Nationwide, routine inspections are not happening in many nursing homes because of delays and understaffing at the state level. More than 20% of the nation’s 15,000 nursing homes were behind on comprehensive annual inspections, reporting shows. One in 10 have not received an annual inspection in two years or more, according to CMS data reviewed by reporters.
But federal regulators in charge say they don’t have enough money to do more.
A spokesman for the Centers for Medicare and Medicaid Services said annual funding to conduct health and safety inspections has not changed over the last nine years. Yet, the spokesman acknowledged that the number of complaints has “sharply increased” in recent years.
And there aren’t enough inspectors at the state level.
The U.S. Senate Committee on Aging in 2023 found more than half of the inspector jobs were unfilled in nine states.

= = = =

_PARTS OF THE EXERCISE_:
A. Answer these questions from the passage on nursing home inspections:
(i) What share of the nation's nursing homes were behind on comprehensive annual inspections?
(ii) For how many years has annual funding for health and safety inspections stayed the same, according to the CMS spokesman?
(iii) In how many states did the U.S. Senate Committee on Aging find more than half of inspector jobs unfilled?
B. Repeat the passage on nursing home inspections word for word, starting with "Nationwide, routine inspections" and going on through "inspectors at the state level.".
C. Finish out the next part of the passage on nursing home inspections, picking up after its final sentence.
The entries have no connection to the passage on nursing home inspections.

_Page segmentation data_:
= = = =

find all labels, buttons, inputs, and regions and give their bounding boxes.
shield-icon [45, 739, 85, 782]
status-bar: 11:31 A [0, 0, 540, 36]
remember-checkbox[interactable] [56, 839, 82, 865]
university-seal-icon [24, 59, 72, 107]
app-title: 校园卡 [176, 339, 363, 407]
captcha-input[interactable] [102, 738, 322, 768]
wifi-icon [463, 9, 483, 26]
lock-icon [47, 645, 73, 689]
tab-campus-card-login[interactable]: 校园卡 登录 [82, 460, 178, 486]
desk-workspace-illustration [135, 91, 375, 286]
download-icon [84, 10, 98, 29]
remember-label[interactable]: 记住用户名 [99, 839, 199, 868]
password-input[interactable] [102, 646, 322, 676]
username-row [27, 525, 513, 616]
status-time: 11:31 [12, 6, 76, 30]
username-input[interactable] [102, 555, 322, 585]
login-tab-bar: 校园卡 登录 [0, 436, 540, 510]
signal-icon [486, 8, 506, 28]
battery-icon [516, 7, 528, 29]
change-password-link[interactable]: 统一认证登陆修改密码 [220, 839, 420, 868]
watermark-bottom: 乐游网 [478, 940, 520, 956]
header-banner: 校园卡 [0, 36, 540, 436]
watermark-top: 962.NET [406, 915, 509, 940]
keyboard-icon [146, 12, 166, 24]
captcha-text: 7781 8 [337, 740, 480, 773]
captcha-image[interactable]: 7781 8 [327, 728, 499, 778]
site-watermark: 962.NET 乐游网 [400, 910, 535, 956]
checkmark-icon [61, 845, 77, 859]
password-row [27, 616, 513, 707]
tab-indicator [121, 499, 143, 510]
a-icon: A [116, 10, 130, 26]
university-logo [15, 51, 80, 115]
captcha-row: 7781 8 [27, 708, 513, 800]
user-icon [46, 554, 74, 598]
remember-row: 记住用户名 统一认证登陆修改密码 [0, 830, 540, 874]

= = = =

_RESPONSES PER TASK_:
A.
(i) More than 20% of the nation's 15,000 nursing homes.
(ii) Nine years.
(iii) Nine states.

B.
Nationwide, routine inspections are not happening in many nursing homes because of delays and understaffing at the state level. More than 20% of the nation’s 15,000 nursing homes were behind on comprehensive annual inspections, reporting shows. One in 10 have not received an annual inspection in two years or more, according to CMS data reviewed by reporters.
But federal regulators in charge say they don’t have enough money to do more.
A spokesman for the Centers for Medicare and Medicaid Services said annual funding to conduct health and safety inspections has not changed over the last nine years. Yet, the spokesman acknowledged that the number of complaints has “sharply increased” in recent years.
And there aren’t enough inspectors at the state level.

C.
And employees sometimes know to prepare for inspections anyway, according to a lawsuit by the U.S. Justice Department .
“The facilities often had some sense of when a survey could occur, which gave the facilities a chance to prepare for scrutiny,” said federal prosecutors looking into one home in Pennsylvania.
A week after an inspection by the state, prosecutors said, a worker sent an internal email to another mocking the state inspection:
“Ain’t nobody faker than a nursing home when the state is in the building… #Factz.”